Exercise aim: Below are the records. Count the lines containing the string "JSON", and reply with the number alone.

BEGIN Input rows

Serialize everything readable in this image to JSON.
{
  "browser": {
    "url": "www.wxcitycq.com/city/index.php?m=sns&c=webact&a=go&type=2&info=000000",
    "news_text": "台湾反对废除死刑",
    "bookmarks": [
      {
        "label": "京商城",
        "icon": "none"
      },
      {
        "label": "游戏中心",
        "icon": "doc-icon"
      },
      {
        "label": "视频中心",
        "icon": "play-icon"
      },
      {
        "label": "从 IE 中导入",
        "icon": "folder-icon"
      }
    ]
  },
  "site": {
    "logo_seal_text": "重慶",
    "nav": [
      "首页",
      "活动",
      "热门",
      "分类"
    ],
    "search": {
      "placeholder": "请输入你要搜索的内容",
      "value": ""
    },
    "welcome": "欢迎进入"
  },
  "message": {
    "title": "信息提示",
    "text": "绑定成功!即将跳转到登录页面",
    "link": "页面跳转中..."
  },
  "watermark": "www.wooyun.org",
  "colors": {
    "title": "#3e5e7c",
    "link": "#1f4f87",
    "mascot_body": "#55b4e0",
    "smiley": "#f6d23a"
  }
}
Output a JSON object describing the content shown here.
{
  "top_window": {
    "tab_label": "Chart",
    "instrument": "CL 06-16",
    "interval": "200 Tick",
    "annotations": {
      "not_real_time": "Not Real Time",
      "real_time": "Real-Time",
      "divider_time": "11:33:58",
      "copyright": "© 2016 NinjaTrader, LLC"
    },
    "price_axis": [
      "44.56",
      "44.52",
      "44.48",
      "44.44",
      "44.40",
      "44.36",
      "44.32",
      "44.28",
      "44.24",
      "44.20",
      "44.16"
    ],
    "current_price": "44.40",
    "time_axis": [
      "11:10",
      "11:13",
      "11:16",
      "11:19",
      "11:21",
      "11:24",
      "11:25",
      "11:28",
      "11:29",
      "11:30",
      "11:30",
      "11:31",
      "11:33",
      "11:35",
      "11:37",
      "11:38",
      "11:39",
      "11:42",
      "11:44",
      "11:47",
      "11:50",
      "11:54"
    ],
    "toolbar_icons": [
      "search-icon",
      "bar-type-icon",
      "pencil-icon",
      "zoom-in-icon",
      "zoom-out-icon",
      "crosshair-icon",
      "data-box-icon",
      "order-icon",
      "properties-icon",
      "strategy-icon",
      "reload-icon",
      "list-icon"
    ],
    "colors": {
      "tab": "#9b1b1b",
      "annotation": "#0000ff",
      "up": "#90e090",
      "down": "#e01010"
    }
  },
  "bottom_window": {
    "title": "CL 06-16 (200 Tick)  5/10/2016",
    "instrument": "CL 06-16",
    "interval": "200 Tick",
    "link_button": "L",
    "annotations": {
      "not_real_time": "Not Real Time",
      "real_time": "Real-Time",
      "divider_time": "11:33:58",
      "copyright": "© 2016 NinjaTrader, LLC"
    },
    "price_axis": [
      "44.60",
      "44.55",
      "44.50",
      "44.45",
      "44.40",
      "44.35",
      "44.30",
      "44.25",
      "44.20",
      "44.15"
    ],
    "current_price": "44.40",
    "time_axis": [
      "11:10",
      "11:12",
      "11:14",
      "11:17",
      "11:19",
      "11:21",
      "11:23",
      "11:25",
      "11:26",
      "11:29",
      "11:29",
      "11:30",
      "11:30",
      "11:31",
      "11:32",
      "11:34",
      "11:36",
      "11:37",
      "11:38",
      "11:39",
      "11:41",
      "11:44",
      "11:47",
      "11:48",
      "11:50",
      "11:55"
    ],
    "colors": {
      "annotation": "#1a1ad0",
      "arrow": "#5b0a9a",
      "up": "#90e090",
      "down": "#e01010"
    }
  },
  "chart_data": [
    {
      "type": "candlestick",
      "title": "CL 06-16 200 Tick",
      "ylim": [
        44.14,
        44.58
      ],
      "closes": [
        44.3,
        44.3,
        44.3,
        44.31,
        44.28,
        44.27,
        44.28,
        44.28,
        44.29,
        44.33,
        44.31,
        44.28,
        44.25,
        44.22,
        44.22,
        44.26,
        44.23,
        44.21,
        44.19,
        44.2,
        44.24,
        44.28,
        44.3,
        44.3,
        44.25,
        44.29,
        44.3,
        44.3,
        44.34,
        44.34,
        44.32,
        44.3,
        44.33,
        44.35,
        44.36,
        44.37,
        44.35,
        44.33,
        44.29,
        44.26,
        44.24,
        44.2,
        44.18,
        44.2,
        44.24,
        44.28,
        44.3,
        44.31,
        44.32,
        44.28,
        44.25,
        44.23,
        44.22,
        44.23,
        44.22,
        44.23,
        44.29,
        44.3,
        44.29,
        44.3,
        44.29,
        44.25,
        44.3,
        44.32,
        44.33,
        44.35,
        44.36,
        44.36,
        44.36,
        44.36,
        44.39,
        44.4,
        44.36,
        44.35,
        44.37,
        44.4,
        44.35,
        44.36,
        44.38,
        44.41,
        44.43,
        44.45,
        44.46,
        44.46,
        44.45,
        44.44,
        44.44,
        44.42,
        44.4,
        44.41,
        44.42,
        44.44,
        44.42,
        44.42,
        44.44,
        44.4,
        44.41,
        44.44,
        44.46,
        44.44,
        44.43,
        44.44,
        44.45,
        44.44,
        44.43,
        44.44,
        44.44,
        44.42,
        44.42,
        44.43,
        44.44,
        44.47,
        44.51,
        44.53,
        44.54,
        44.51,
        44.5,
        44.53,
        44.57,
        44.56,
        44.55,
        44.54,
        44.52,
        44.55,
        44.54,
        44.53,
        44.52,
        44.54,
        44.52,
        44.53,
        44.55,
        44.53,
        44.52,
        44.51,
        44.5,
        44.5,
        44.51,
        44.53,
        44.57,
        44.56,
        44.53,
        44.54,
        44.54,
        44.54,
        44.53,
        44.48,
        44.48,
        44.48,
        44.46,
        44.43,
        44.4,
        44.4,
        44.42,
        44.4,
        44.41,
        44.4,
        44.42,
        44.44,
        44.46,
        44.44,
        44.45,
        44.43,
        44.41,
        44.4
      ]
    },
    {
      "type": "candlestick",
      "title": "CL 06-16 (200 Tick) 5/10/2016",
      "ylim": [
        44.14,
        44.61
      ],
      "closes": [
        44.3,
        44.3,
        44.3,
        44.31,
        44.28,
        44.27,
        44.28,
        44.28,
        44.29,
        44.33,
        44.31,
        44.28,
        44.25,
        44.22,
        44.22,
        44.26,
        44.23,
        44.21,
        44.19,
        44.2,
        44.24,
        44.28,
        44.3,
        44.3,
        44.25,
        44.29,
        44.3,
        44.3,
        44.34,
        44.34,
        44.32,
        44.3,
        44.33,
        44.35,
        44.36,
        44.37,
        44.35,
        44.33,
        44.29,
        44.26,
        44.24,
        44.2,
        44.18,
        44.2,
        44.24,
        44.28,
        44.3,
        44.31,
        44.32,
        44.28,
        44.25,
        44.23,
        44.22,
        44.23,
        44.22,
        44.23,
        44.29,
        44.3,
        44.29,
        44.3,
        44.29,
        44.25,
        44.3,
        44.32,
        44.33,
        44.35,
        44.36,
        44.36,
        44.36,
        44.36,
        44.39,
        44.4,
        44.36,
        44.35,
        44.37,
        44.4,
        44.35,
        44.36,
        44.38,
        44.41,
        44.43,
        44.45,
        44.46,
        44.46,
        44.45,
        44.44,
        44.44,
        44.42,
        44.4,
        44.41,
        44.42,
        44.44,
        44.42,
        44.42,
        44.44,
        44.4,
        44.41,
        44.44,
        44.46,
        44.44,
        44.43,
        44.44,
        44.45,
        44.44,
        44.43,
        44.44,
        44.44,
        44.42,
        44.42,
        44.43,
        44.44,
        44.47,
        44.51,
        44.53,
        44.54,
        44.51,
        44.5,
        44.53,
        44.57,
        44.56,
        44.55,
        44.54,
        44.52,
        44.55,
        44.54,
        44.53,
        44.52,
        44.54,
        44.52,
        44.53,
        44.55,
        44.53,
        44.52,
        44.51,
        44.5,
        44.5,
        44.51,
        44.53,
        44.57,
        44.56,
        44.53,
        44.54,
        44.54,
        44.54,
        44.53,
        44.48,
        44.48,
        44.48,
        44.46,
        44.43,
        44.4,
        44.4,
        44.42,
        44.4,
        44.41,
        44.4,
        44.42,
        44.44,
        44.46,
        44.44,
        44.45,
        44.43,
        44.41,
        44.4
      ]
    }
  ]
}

END Input rows

Answer for this exercise: 2